#### Written problem
Extract all lines from the data beneath that include the word "username".

#### Input for this task

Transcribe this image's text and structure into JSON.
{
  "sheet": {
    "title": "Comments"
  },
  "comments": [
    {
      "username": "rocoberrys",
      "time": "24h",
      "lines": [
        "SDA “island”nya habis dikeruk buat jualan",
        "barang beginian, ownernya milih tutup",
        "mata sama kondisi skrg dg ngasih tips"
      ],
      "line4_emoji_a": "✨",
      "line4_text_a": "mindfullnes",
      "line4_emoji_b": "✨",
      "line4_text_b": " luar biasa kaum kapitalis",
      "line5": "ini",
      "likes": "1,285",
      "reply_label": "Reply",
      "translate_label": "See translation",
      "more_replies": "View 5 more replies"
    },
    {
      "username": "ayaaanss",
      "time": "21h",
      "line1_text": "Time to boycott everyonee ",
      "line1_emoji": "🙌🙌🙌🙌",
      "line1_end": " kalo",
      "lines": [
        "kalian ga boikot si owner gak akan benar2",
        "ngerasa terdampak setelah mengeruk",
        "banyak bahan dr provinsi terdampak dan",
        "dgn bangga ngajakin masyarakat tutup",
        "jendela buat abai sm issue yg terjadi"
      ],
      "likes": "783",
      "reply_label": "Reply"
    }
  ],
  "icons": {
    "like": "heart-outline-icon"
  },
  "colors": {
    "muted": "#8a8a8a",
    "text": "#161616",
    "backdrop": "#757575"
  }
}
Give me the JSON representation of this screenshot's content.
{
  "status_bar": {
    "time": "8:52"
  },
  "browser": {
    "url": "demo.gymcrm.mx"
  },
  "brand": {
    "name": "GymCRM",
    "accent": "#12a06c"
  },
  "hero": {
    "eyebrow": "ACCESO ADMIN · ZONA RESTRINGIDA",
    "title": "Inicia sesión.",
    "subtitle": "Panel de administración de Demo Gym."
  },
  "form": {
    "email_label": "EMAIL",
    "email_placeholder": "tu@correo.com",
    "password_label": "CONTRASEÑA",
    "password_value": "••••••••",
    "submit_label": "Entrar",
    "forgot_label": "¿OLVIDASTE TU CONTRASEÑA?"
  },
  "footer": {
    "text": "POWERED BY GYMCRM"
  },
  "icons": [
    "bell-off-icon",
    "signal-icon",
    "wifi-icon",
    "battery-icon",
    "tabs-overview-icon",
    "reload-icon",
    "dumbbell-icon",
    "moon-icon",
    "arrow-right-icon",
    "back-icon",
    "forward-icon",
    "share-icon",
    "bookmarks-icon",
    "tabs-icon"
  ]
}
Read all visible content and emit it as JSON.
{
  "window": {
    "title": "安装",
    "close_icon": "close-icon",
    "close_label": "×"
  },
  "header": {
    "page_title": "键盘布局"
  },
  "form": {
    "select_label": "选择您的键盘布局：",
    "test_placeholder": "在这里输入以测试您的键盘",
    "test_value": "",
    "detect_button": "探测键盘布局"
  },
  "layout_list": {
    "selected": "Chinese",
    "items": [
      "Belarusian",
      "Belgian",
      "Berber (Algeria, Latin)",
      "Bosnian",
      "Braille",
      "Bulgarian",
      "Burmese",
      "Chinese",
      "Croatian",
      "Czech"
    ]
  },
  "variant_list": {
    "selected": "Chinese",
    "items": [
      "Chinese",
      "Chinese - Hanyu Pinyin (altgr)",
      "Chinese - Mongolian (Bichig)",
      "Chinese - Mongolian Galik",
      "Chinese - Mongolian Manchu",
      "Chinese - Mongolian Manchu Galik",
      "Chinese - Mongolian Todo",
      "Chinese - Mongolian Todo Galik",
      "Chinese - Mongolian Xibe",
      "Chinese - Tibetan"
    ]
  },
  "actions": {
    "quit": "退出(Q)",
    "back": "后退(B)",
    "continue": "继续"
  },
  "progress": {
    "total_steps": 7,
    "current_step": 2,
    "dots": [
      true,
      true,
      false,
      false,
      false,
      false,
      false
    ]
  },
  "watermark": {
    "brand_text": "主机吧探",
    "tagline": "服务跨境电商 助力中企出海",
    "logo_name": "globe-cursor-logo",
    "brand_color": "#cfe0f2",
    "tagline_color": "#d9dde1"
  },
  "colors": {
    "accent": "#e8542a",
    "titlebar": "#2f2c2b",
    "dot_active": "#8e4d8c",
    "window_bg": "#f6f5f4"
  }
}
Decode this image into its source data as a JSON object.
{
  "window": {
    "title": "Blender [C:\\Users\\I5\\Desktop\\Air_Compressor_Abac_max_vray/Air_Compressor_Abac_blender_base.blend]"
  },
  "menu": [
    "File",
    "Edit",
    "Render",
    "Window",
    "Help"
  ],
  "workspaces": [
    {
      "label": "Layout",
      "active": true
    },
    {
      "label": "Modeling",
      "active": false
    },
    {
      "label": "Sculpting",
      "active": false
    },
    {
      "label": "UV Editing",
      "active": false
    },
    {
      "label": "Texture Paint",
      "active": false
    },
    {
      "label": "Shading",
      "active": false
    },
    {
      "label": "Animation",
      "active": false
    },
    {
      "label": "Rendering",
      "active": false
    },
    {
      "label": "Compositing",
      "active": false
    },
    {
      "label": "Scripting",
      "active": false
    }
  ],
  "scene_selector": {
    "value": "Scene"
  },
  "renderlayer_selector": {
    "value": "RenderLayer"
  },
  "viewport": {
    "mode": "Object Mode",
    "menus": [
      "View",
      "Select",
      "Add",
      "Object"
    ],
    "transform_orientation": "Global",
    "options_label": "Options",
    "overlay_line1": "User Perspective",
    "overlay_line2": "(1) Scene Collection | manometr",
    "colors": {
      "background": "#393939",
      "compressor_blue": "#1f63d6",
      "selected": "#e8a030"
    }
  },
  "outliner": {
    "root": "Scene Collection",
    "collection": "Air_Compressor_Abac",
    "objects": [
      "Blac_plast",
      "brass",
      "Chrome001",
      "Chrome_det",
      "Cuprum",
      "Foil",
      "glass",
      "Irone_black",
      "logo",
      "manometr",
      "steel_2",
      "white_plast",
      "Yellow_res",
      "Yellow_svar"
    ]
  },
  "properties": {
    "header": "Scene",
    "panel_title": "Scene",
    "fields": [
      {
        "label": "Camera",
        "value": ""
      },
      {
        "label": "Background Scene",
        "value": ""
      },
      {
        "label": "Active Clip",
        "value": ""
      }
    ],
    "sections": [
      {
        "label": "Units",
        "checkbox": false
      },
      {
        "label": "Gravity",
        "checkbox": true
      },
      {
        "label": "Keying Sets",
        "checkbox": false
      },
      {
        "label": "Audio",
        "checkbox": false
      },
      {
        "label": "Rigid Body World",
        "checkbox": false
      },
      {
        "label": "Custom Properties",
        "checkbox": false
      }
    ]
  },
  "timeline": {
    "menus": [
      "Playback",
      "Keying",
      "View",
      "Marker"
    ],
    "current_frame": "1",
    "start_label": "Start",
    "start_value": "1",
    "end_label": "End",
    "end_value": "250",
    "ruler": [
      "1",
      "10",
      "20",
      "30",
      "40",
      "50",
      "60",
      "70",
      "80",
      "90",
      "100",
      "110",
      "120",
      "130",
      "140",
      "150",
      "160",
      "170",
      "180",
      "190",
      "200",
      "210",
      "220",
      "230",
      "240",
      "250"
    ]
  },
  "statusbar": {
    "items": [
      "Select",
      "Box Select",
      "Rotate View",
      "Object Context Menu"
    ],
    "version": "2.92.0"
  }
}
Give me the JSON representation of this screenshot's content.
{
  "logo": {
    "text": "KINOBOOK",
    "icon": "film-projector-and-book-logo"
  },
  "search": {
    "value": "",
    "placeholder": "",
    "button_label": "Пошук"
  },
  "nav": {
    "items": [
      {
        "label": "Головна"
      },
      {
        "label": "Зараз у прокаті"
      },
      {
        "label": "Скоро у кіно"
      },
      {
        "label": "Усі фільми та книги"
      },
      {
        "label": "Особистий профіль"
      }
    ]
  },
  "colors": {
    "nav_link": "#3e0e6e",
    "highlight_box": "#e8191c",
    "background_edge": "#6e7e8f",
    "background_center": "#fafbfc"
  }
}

#### Finished exercise
      "username": "rocoberrys",
      "username": "ayaaanss",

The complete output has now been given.